▶ What needs to be done
Repeat every line below exactly as it reads.

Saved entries
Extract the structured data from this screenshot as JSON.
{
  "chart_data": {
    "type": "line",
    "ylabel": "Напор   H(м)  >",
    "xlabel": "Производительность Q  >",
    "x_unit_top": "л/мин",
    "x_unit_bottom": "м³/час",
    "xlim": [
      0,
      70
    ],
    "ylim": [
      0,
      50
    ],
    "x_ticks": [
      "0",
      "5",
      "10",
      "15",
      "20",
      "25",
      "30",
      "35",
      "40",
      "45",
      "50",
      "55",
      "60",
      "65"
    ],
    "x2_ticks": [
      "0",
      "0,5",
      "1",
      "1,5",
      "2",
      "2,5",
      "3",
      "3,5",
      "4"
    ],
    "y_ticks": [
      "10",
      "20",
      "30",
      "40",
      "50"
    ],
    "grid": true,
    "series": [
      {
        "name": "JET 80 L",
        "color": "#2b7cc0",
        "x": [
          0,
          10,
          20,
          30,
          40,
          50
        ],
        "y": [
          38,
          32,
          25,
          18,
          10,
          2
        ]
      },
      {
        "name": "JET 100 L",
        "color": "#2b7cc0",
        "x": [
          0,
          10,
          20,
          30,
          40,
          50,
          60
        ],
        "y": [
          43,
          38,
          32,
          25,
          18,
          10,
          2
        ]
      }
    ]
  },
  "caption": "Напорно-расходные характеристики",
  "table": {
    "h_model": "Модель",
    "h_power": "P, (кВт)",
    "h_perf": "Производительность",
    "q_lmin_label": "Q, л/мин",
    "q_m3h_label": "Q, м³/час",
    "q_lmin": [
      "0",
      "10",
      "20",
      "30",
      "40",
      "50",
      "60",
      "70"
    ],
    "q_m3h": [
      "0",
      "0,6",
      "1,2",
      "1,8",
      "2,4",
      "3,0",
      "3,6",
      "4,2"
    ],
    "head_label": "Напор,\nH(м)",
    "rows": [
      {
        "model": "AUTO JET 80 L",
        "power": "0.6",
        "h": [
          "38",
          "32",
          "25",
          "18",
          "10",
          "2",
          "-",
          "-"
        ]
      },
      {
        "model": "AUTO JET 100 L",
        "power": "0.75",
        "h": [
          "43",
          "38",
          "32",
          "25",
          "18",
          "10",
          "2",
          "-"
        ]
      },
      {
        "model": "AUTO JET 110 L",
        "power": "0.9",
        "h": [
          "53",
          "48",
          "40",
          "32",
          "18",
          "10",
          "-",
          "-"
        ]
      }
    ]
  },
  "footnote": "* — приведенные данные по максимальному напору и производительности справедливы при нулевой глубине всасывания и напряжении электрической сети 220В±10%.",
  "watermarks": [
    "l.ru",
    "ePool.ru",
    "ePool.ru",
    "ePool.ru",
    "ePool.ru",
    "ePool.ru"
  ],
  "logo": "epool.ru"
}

▶ Response to the exercise
Extract the structured data from this screenshot as JSON.
{
  "chart_data": {
    "type": "line",
    "ylabel": "Напор   H(м)  >",
    "xlabel": "Производительность Q  >",
    "x_unit_top": "л/мин",
    "x_unit_bottom": "м³/час",
    "xlim": [
      0,
      70
    ],
    "ylim": [
      0,
      50
    ],
    "x_ticks": [
      "0",
      "5",
      "10",
      "15",
      "20",
      "25",
      "30",
      "35",
      "40",
      "45",
      "50",
      "55",
      "60",
      "65"
    ],
    "x2_ticks": [
      "0",
      "0,5",
      "1",
      "1,5",
      "2",
      "2,5",
      "3",
      "3,5",
      "4"
    ],
    "y_ticks": [
      "10",
      "20",
      "30",
      "40",
      "50"
    ],
    "grid": true,
    "series": [
      {
        "name": "JET 80 L",
        "color": "#2b7cc0",
        "x": [
          0,
          10,
          20,
          30,
          40,
          50
        ],
        "y": [
          38,
          32,
          25,
          18,
          10,
          2
        ]
      },
      {
        "name": "JET 100 L",
        "color": "#2b7cc0",
        "x": [
          0,
          10,
          20,
          30,
          40,
          50,
          60
        ],
        "y": [
          43,
          38,
          32,
          25,
          18,
          10,
          2
        ]
      }
    ]
  },
  "caption": "Напорно-расходные характеристики",
  "table": {
    "h_model": "Модель",
    "h_power": "P, (кВт)",
    "h_perf": "Производительность",
    "q_lmin_label": "Q, л/мин",
    "q_m3h_label": "Q, м³/час",
    "q_lmin": [
      "0",
      "10",
      "20",
      "30",
      "40",
      "50",
      "60",
      "70"
    ],
    "q_m3h": [
      "0",
      "0,6",
      "1,2",
      "1,8",
      "2,4",
      "3,0",
      "3,6",
      "4,2"
    ],
    "head_label": "Напор,\nH(м)",
    "rows": [
      {
        "model": "AUTO JET 80 L",
        "power": "0.6",
        "h": [
          "38",
          "32",
          "25",
          "18",
          "10",
          "2",
          "-",
          "-"
        ]
      },
      {
        "model": "AUTO JET 100 L",
        "power": "0.75",
        "h": [
          "43",
          "38",
          "32",
          "25",
          "18",
          "10",
          "2",
          "-"
        ]
      },
      {
        "model": "AUTO JET 110 L",
        "power": "0.9",
        "h": [
          "53",
          "48",
          "40",
          "32",
          "18",
          "10",
          "-",
          "-"
        ]
      }
    ]
  },
  "footnote": "* — приведенные данные по максимальному напору и производительности справедливы при нулевой глубине всасывания и напряжении электрической сети 220В±10%.",
  "watermarks": [
    "l.ru",
    "ePool.ru",
    "ePool.ru",
    "ePool.ru",
    "ePool.ru",
    "ePool.ru"
  ],
  "logo": "epool.ru"
}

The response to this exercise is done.